=== Data entries ===

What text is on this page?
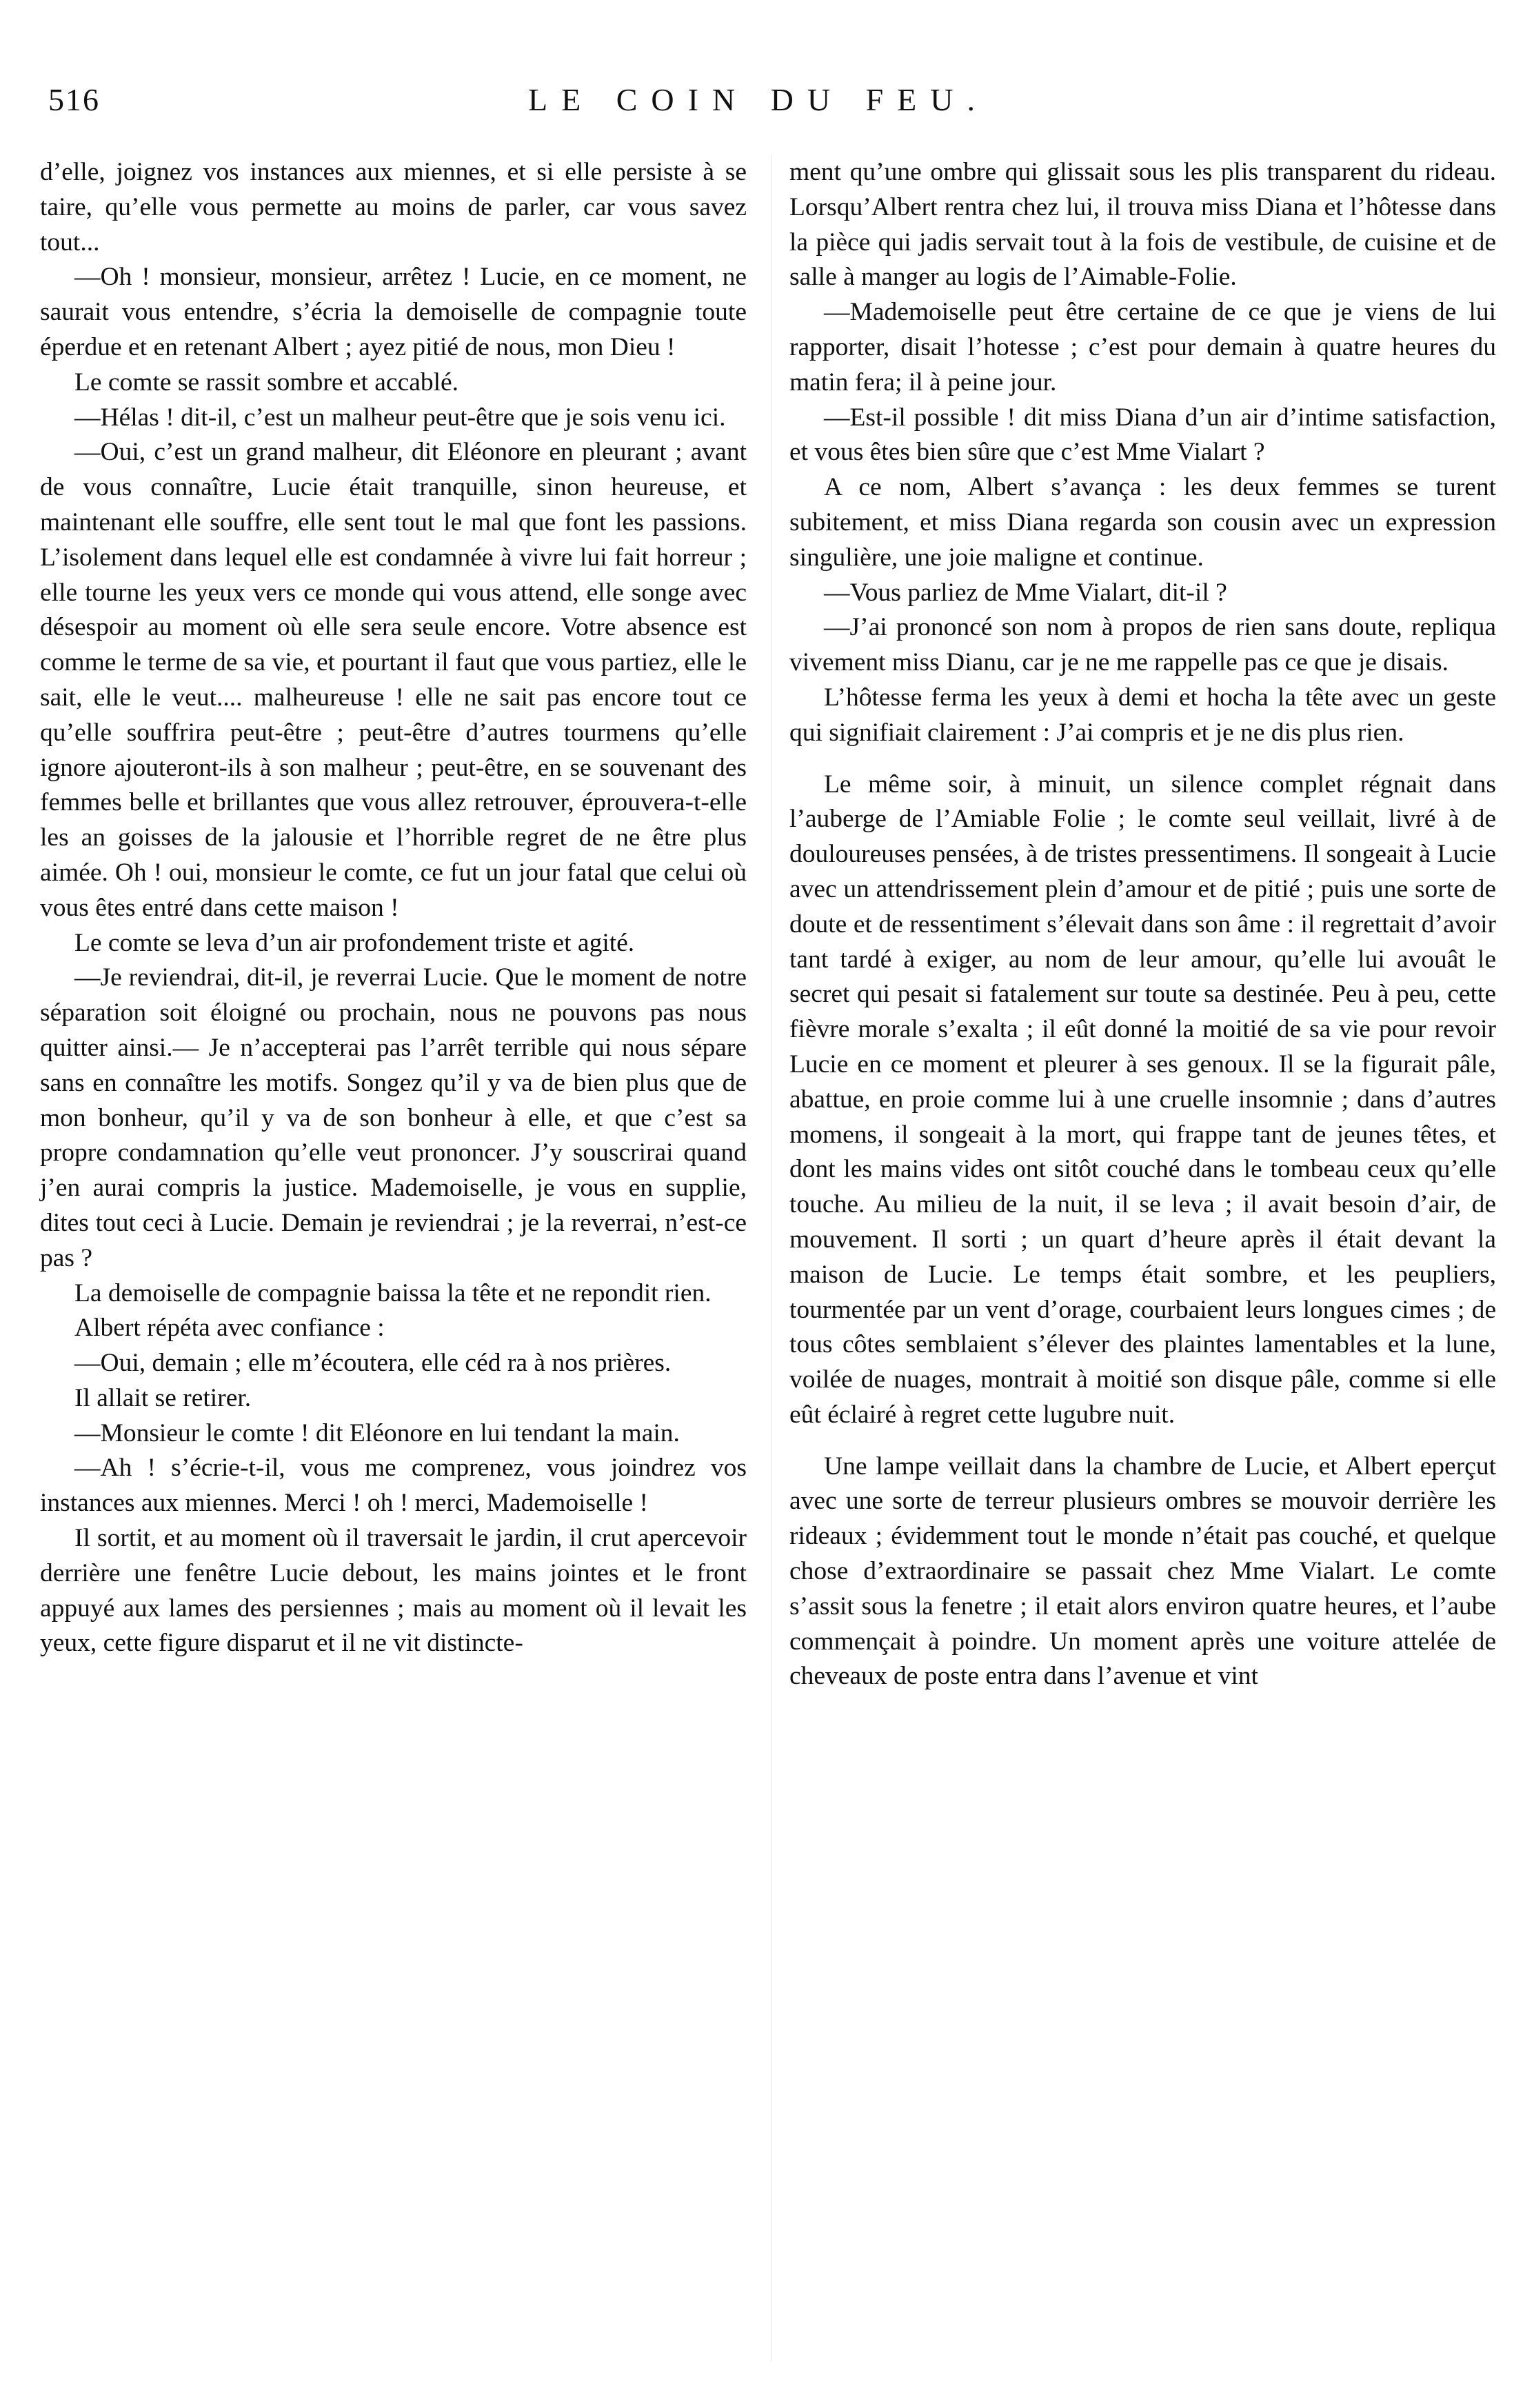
516	LE COIN DU FEU.

d’elle, joignez vos instances aux miennes, et si elle persiste à se taire, qu’elle vous permette au moins de parler, car vous savez tout...

—Oh ! monsieur, monsieur, arrêtez ! Lucie, en ce moment, ne saurait vous entendre, s’écria la demoiselle de compagnie toute éperdue et en retenant Albert ; ayez pitié de nous, mon Dieu !

Le comte se rassit sombre et accablé.

—Hélas ! dit-il, c’est un malheur peut-être que je sois venu ici.

—Oui, c’est un grand malheur, dit Eléonore en pleurant ; avant de vous connaître, Lucie était tranquille, sinon heureuse, et maintenant elle souffre, elle sent tout le mal que font les passions. L’isolement dans lequel elle est condamnée à vivre lui fait horreur ; elle tourne les yeux vers ce monde qui vous attend, elle songe avec désespoir au moment où elle sera seule encore. Votre absence est comme le terme de sa vie, et pourtant il faut que vous partiez, elle le sait, elle le veut.... malheureuse ! elle ne sait pas encore tout ce qu’elle souffrira peut-être ; peut-être d’autres tourmens qu’elle ignore ajouteront-ils à son malheur ; peut-être, en se souvenant des femmes belle et brillantes que vous allez retrouver, éprouvera-t-elle les an goisses de la jalousie et l’horrible regret de ne être plus aimée. Oh ! oui, monsieur le comte, ce fut un jour fatal que celui où vous êtes entré dans cette maison !

Le comte se leva d’un air profondement triste et agité.

—Je reviendrai, dit-il, je reverrai Lucie. Que le moment de notre séparation soit éloigné ou prochain, nous ne pouvons pas nous quitter ainsi.— Je n’accepterai pas l’arrêt terrible qui nous sépare sans en connaître les motifs. Songez qu’il y va de bien plus que de mon bonheur, qu’il y va de son bonheur à elle, et que c’est sa propre condamnation qu’elle veut prononcer. J’y souscrirai quand j’en aurai compris la justice. Mademoiselle, je vous en supplie, dites tout ceci à Lucie. Demain je reviendrai ; je la reverrai, n’est-ce pas ?

La demoiselle de compagnie baissa la tête et ne repondit rien.

Albert répéta avec confiance :

—Oui, demain ; elle m’écoutera, elle céd ra à nos prières.

Il allait se retirer.

—Monsieur le comte ! dit Eléonore en lui tendant la main.

—Ah ! s’écrie-t-il, vous me comprenez, vous joindrez vos instances aux miennes. Merci ! oh ! merci, Mademoiselle !

Il sortit, et au moment où il traversait le jardin, il crut apercevoir derrière une fenêtre Lucie debout, les mains jointes et le front appuyé aux lames des persiennes ; mais au moment où il levait les yeux, cette figure disparut et il ne vit distincte-

ment qu’une ombre qui glissait sous les plis transparent du rideau. Lorsqu’Albert rentra chez lui, il trouva miss Diana et l’hôtesse dans la pièce qui jadis servait tout à la fois de vestibule, de cuisine et de salle à manger au logis de l’Aimable-Folie.

—Mademoiselle peut être certaine de ce que je viens de lui rapporter, disait l’hotesse ; c’est pour demain à quatre heures du matin fera; il à peine jour.

—Est-il possible ! dit miss Diana d’un air d’intime satisfaction, et vous êtes bien sûre que c’est Mme Vialart ?

A ce nom, Albert s’avança : les deux femmes se turent subitement, et miss Diana regarda son cousin avec un expression singulière, une joie maligne et continue.

—Vous parliez de Mme Vialart, dit-il ?

—J’ai prononcé son nom à propos de rien sans doute, repliqua vivement miss Dianu, car je ne me rappelle pas ce que je disais.

L’hôtesse ferma les yeux à demi et hocha la tête avec un geste qui signifiait clairement : J’ai compris et je ne dis plus rien.

Le même soir, à minuit, un silence complet régnait dans l’auberge de l’Amiable Folie ; le comte seul veillait, livré à de douloureuses pensées, à de tristes pressentimens. Il songeait à Lucie avec un attendrissement plein d’amour et de pitié ; puis une sorte de doute et de ressentiment s’élevait dans son âme : il regrettait d’avoir tant tardé à exiger, au nom de leur amour, qu’elle lui avouât le secret qui pesait si fatalement sur toute sa destinée. Peu à peu, cette fièvre morale s’exalta ; il eût donné la moitié de sa vie pour revoir Lucie en ce moment et pleurer à ses genoux. Il se la figurait pâle, abattue, en proie comme lui à une cruelle insomnie ; dans d’autres momens, il songeait à la mort, qui frappe tant de jeunes têtes, et dont les mains vides ont sitôt couché dans le tombeau ceux qu’elle touche. Au milieu de la nuit, il se leva ; il avait besoin d’air, de mouvement. Il sorti ; un quart d’heure après il était devant la maison de Lucie. Le temps était sombre, et les peupliers, tourmentée par un vent d’orage, courbaient leurs longues cimes ; de tous côtes semblaient s’élever des plaintes lamentables et la lune, voilée de nuages, montrait à moitié son disque pâle, comme si elle eût éclairé à regret cette lugubre nuit.

Une lampe veillait dans la chambre de Lucie, et Albert eperçut avec une sorte de terreur plusieurs ombres se mouvoir derrière les rideaux ; évidemment tout le monde n’était pas couché, et quelque chose d’extraordinaire se passait chez Mme Vialart. Le comte s’assit sous la fenetre ; il etait alors environ quatre heures, et l’aube commençait à poindre. Un moment après une voiture attelée de cheveaux de poste entra dans l’avenue et vint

===

» Aim: Print all of the records shown above exactly, leaving out each picture.

» Answer to this problem:
What text is on this page?
516	LE COIN DU FEU.

d’elle, joignez vos instances aux miennes, et si elle persiste à se taire, qu’elle vous permette au moins de parler, car vous savez tout...

—Oh ! monsieur, monsieur, arrêtez ! Lucie, en ce moment, ne saurait vous entendre, s’écria la demoiselle de compagnie toute éperdue et en retenant Albert ; ayez pitié de nous, mon Dieu !

Le comte se rassit sombre et accablé.

—Hélas ! dit-il, c’est un malheur peut-être que je sois venu ici.

—Oui, c’est un grand malheur, dit Eléonore en pleurant ; avant de vous connaître, Lucie était tranquille, sinon heureuse, et maintenant elle souffre, elle sent tout le mal que font les passions. L’isolement dans lequel elle est condamnée à vivre lui fait horreur ; elle tourne les yeux vers ce monde qui vous attend, elle songe avec désespoir au moment où elle sera seule encore. Votre absence est comme le terme de sa vie, et pourtant il faut que vous partiez, elle le sait, elle le veut.... malheureuse ! elle ne sait pas encore tout ce qu’elle souffrira peut-être ; peut-être d’autres tourmens qu’elle ignore ajouteront-ils à son malheur ; peut-être, en se souvenant des femmes belle et brillantes que vous allez retrouver, éprouvera-t-elle les an goisses de la jalousie et l’horrible regret de ne être plus aimée. Oh ! oui, monsieur le comte, ce fut un jour fatal que celui où vous êtes entré dans cette maison !

Le comte se leva d’un air profondement triste et agité.

—Je reviendrai, dit-il, je reverrai Lucie. Que le moment de notre séparation soit éloigné ou prochain, nous ne pouvons pas nous quitter ainsi.— Je n’accepterai pas l’arrêt terrible qui nous sépare sans en connaître les motifs. Songez qu’il y va de bien plus que de mon bonheur, qu’il y va de son bonheur à elle, et que c’est sa propre condamnation qu’elle veut prononcer. J’y souscrirai quand j’en aurai compris la justice. Mademoiselle, je vous en supplie, dites tout ceci à Lucie. Demain je reviendrai ; je la reverrai, n’est-ce pas ?

La demoiselle de compagnie baissa la tête et ne repondit rien.

Albert répéta avec confiance :

—Oui, demain ; elle m’écoutera, elle céd ra à nos prières.

Il allait se retirer.

—Monsieur le comte ! dit Eléonore en lui tendant la main.

—Ah ! s’écrie-t-il, vous me comprenez, vous joindrez vos instances aux miennes. Merci ! oh ! merci, Mademoiselle !

Il sortit, et au moment où il traversait le jardin, il crut apercevoir derrière une fenêtre Lucie debout, les mains jointes et le front appuyé aux lames des persiennes ; mais au moment où il levait les yeux, cette figure disparut et il ne vit distincte-

ment qu’une ombre qui glissait sous les plis transparent du rideau. Lorsqu’Albert rentra chez lui, il trouva miss Diana et l’hôtesse dans la pièce qui jadis servait tout à la fois de vestibule, de cuisine et de salle à manger au logis de l’Aimable-Folie.

—Mademoiselle peut être certaine de ce que je viens de lui rapporter, disait l’hotesse ; c’est pour demain à quatre heures du matin fera; il à peine jour.

—Est-il possible ! dit miss Diana d’un air d’intime satisfaction, et vous êtes bien sûre que c’est Mme Vialart ?

A ce nom, Albert s’avança : les deux femmes se turent subitement, et miss Diana regarda son cousin avec un expression singulière, une joie maligne et continue.

—Vous parliez de Mme Vialart, dit-il ?

—J’ai prononcé son nom à propos de rien sans doute, repliqua vivement miss Dianu, car je ne me rappelle pas ce que je disais.

L’hôtesse ferma les yeux à demi et hocha la tête avec un geste qui signifiait clairement : J’ai compris et je ne dis plus rien.

Le même soir, à minuit, un silence complet régnait dans l’auberge de l’Amiable Folie ; le comte seul veillait, livré à de douloureuses pensées, à de tristes pressentimens. Il songeait à Lucie avec un attendrissement plein d’amour et de pitié ; puis une sorte de doute et de ressentiment s’élevait dans son âme : il regrettait d’avoir tant tardé à exiger, au nom de leur amour, qu’elle lui avouât le secret qui pesait si fatalement sur toute sa destinée. Peu à peu, cette fièvre morale s’exalta ; il eût donné la moitié de sa vie pour revoir Lucie en ce moment et pleurer à ses genoux. Il se la figurait pâle, abattue, en proie comme lui à une cruelle insomnie ; dans d’autres momens, il songeait à la mort, qui frappe tant de jeunes têtes, et dont les mains vides ont sitôt couché dans le tombeau ceux qu’elle touche. Au milieu de la nuit, il se leva ; il avait besoin d’air, de mouvement. Il sorti ; un quart d’heure après il était devant la maison de Lucie. Le temps était sombre, et les peupliers, tourmentée par un vent d’orage, courbaient leurs longues cimes ; de tous côtes semblaient s’élever des plaintes lamentables et la lune, voilée de nuages, montrait à moitié son disque pâle, comme si elle eût éclairé à regret cette lugubre nuit.

Une lampe veillait dans la chambre de Lucie, et Albert eperçut avec une sorte de terreur plusieurs ombres se mouvoir derrière les rideaux ; évidemment tout le monde n’était pas couché, et quelque chose d’extraordinaire se passait chez Mme Vialart. Le comte s’assit sous la fenetre ; il etait alors environ quatre heures, et l’aube commençait à poindre. Un moment après une voiture attelée de cheveaux de poste entra dans l’avenue et vint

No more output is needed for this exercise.